== Data records ==

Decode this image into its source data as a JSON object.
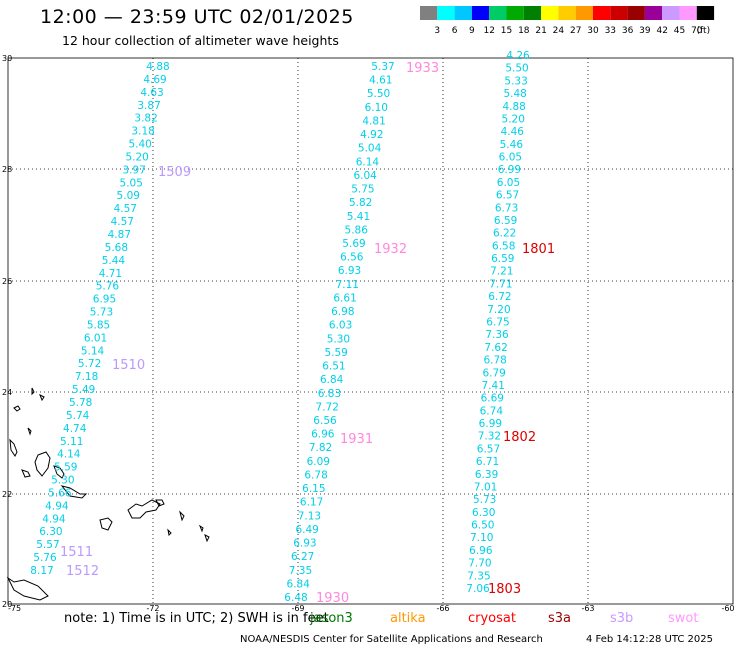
{
  "header": {
    "title": "12:00 — 23:59 UTC 02/01/2025",
    "subtitle": "12 hour collection of altimeter wave heights"
  },
  "legend": {
    "unit": "(ft)",
    "items": [
      {
        "label": "3",
        "color": "#808080"
      },
      {
        "label": "6",
        "color": "#00ffff"
      },
      {
        "label": "9",
        "color": "#00c8ff"
      },
      {
        "label": "12",
        "color": "#0000ff"
      },
      {
        "label": "15",
        "color": "#00cc66"
      },
      {
        "label": "18",
        "color": "#00aa00"
      },
      {
        "label": "21",
        "color": "#008000"
      },
      {
        "label": "24",
        "color": "#ffff00"
      },
      {
        "label": "27",
        "color": "#ffcc00"
      },
      {
        "label": "30",
        "color": "#ff9900"
      },
      {
        "label": "33",
        "color": "#ff0000"
      },
      {
        "label": "36",
        "color": "#cc0000"
      },
      {
        "label": "39",
        "color": "#990000"
      },
      {
        "label": "42",
        "color": "#990099"
      },
      {
        "label": "45",
        "color": "#cc99ff"
      },
      {
        "label": "70",
        "color": "#ff99ff"
      },
      {
        "label": "",
        "color": "#000000"
      }
    ]
  },
  "axes": {
    "lon_labels": [
      "-75",
      "-72",
      "-69",
      "-66",
      "-63",
      "-60"
    ],
    "lat_labels": [
      "30",
      "28",
      "26",
      "24",
      "22",
      "20"
    ]
  },
  "tracks": [
    {
      "name": "track-1509-1512",
      "color": "#00d0e8",
      "values": [
        "4.88",
        "4.69",
        "4.63",
        "3.87",
        "3.82",
        "3.18",
        "5.40",
        "5.20",
        "3.97",
        "5.05",
        "5.09",
        "4.57",
        "4.57",
        "4.87",
        "5.68",
        "5.44",
        "4.71",
        "5.76",
        "6.95",
        "5.73",
        "5.85",
        "6.01",
        "5.14",
        "5.72",
        "7.18",
        "5.49",
        "5.78",
        "5.74",
        "4.74",
        "5.11",
        "4.14",
        "5.59",
        "5.30",
        "5.66",
        "4.94",
        "4.94",
        "6.30",
        "5.57",
        "5.76",
        "8.17"
      ]
    },
    {
      "name": "track-1930-1933",
      "color": "#00d0e8",
      "values": [
        "5.37",
        "4.61",
        "5.50",
        "6.10",
        "4.81",
        "4.92",
        "5.04",
        "6.14",
        "6.04",
        "5.75",
        "5.82",
        "5.41",
        "5.86",
        "5.69",
        "6.56",
        "6.93",
        "7.11",
        "6.61",
        "6.98",
        "6.03",
        "5.30",
        "5.59",
        "6.51",
        "6.84",
        "6.83",
        "7.72",
        "6.56",
        "6.96",
        "7.82",
        "6.09",
        "6.78",
        "6.15",
        "6.17",
        "7.13",
        "6.49",
        "6.93",
        "6.27",
        "7.35",
        "6.84",
        "6.48"
      ]
    },
    {
      "name": "track-1801-1803",
      "color": "#00d0e8",
      "values": [
        "4.26",
        "5.50",
        "5.33",
        "5.48",
        "4.88",
        "5.20",
        "4.46",
        "5.46",
        "6.05",
        "6.99",
        "6.05",
        "6.57",
        "6.73",
        "6.59",
        "6.22",
        "6.58",
        "6.59",
        "7.21",
        "7.71",
        "6.72",
        "7.20",
        "6.75",
        "7.36",
        "7.62",
        "6.78",
        "6.79",
        "7.41",
        "6.69",
        "6.74",
        "6.99",
        "7.32",
        "6.57",
        "6.71",
        "6.39",
        "7.01",
        "5.73",
        "6.30",
        "6.50",
        "7.10",
        "6.96",
        "7.70",
        "7.35",
        "7.06"
      ]
    }
  ],
  "time_labels": [
    {
      "label": "1933",
      "color": "#ff88dd"
    },
    {
      "label": "1932",
      "color": "#ff88dd"
    },
    {
      "label": "1931",
      "color": "#ff88dd"
    },
    {
      "label": "1930",
      "color": "#ff88dd"
    },
    {
      "label": "1509",
      "color": "#bb99ff"
    },
    {
      "label": "1510",
      "color": "#bb99ff"
    },
    {
      "label": "1511",
      "color": "#bb99ff"
    },
    {
      "label": "1512",
      "color": "#bb99ff"
    },
    {
      "label": "1801",
      "color": "#dd0000"
    },
    {
      "label": "1802",
      "color": "#dd0000"
    },
    {
      "label": "1803",
      "color": "#dd0000"
    }
  ],
  "note": {
    "text": "note:  1) Time is in UTC; 2) SWH is in feet",
    "satellites": [
      {
        "label": "jason3",
        "color": "#007700"
      },
      {
        "label": "altika",
        "color": "#ff9900"
      },
      {
        "label": "cryosat",
        "color": "#ff0000"
      },
      {
        "label": "s3a",
        "color": "#990000"
      },
      {
        "label": "s3b",
        "color": "#cc99ff"
      },
      {
        "label": "swot",
        "color": "#ff99ff"
      }
    ]
  },
  "footer": {
    "credit": "NOAA/NESDIS Center for Satellite Applications and Research",
    "timestamp": "4 Feb 14:12:28 UTC 2025"
  }
}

===

Reproduce the entries above word for word. Pictures stay out.

Decode this image into its source data as a JSON object.
{
  "header": {
    "title": "12:00 — 23:59 UTC 02/01/2025",
    "subtitle": "12 hour collection of altimeter wave heights"
  },
  "legend": {
    "unit": "(ft)",
    "items": [
      {
        "label": "3",
        "color": "#808080"
      },
      {
        "label": "6",
        "color": "#00ffff"
      },
      {
        "label": "9",
        "color": "#00c8ff"
      },
      {
        "label": "12",
        "color": "#0000ff"
      },
      {
        "label": "15",
        "color": "#00cc66"
      },
      {
        "label": "18",
        "color": "#00aa00"
      },
      {
        "label": "21",
        "color": "#008000"
      },
      {
        "label": "24",
        "color": "#ffff00"
      },
      {
        "label": "27",
        "color": "#ffcc00"
      },
      {
        "label": "30",
        "color": "#ff9900"
      },
      {
        "label": "33",
        "color": "#ff0000"
      },
      {
        "label": "36",
        "color": "#cc0000"
      },
      {
        "label": "39",
        "color": "#990000"
      },
      {
        "label": "42",
        "color": "#990099"
      },
      {
        "label": "45",
        "color": "#cc99ff"
      },
      {
        "label": "70",
        "color": "#ff99ff"
      },
      {
        "label": "",
        "color": "#000000"
      }
    ]
  },
  "axes": {
    "lon_labels": [
      "-75",
      "-72",
      "-69",
      "-66",
      "-63",
      "-60"
    ],
    "lat_labels": [
      "30",
      "28",
      "26",
      "24",
      "22",
      "20"
    ]
  },
  "tracks": [
    {
      "name": "track-1509-1512",
      "color": "#00d0e8",
      "values": [
        "4.88",
        "4.69",
        "4.63",
        "3.87",
        "3.82",
        "3.18",
        "5.40",
        "5.20",
        "3.97",
        "5.05",
        "5.09",
        "4.57",
        "4.57",
        "4.87",
        "5.68",
        "5.44",
        "4.71",
        "5.76",
        "6.95",
        "5.73",
        "5.85",
        "6.01",
        "5.14",
        "5.72",
        "7.18",
        "5.49",
        "5.78",
        "5.74",
        "4.74",
        "5.11",
        "4.14",
        "5.59",
        "5.30",
        "5.66",
        "4.94",
        "4.94",
        "6.30",
        "5.57",
        "5.76",
        "8.17"
      ]
    },
    {
      "name": "track-1930-1933",
      "color": "#00d0e8",
      "values": [
        "5.37",
        "4.61",
        "5.50",
        "6.10",
        "4.81",
        "4.92",
        "5.04",
        "6.14",
        "6.04",
        "5.75",
        "5.82",
        "5.41",
        "5.86",
        "5.69",
        "6.56",
        "6.93",
        "7.11",
        "6.61",
        "6.98",
        "6.03",
        "5.30",
        "5.59",
        "6.51",
        "6.84",
        "6.83",
        "7.72",
        "6.56",
        "6.96",
        "7.82",
        "6.09",
        "6.78",
        "6.15",
        "6.17",
        "7.13",
        "6.49",
        "6.93",
        "6.27",
        "7.35",
        "6.84",
        "6.48"
      ]
    },
    {
      "name": "track-1801-1803",
      "color": "#00d0e8",
      "values": [
        "4.26",
        "5.50",
        "5.33",
        "5.48",
        "4.88",
        "5.20",
        "4.46",
        "5.46",
        "6.05",
        "6.99",
        "6.05",
        "6.57",
        "6.73",
        "6.59",
        "6.22",
        "6.58",
        "6.59",
        "7.21",
        "7.71",
        "6.72",
        "7.20",
        "6.75",
        "7.36",
        "7.62",
        "6.78",
        "6.79",
        "7.41",
        "6.69",
        "6.74",
        "6.99",
        "7.32",
        "6.57",
        "6.71",
        "6.39",
        "7.01",
        "5.73",
        "6.30",
        "6.50",
        "7.10",
        "6.96",
        "7.70",
        "7.35",
        "7.06"
      ]
    }
  ],
  "time_labels": [
    {
      "label": "1933",
      "color": "#ff88dd"
    },
    {
      "label": "1932",
      "color": "#ff88dd"
    },
    {
      "label": "1931",
      "color": "#ff88dd"
    },
    {
      "label": "1930",
      "color": "#ff88dd"
    },
    {
      "label": "1509",
      "color": "#bb99ff"
    },
    {
      "label": "1510",
      "color": "#bb99ff"
    },
    {
      "label": "1511",
      "color": "#bb99ff"
    },
    {
      "label": "1512",
      "color": "#bb99ff"
    },
    {
      "label": "1801",
      "color": "#dd0000"
    },
    {
      "label": "1802",
      "color": "#dd0000"
    },
    {
      "label": "1803",
      "color": "#dd0000"
    }
  ],
  "note": {
    "text": "note:  1) Time is in UTC; 2) SWH is in feet",
    "satellites": [
      {
        "label": "jason3",
        "color": "#007700"
      },
      {
        "label": "altika",
        "color": "#ff9900"
      },
      {
        "label": "cryosat",
        "color": "#ff0000"
      },
      {
        "label": "s3a",
        "color": "#990000"
      },
      {
        "label": "s3b",
        "color": "#cc99ff"
      },
      {
        "label": "swot",
        "color": "#ff99ff"
      }
    ]
  },
  "footer": {
    "credit": "NOAA/NESDIS Center for Satellite Applications and Research",
    "timestamp": "4 Feb 14:12:28 UTC 2025"
  }
}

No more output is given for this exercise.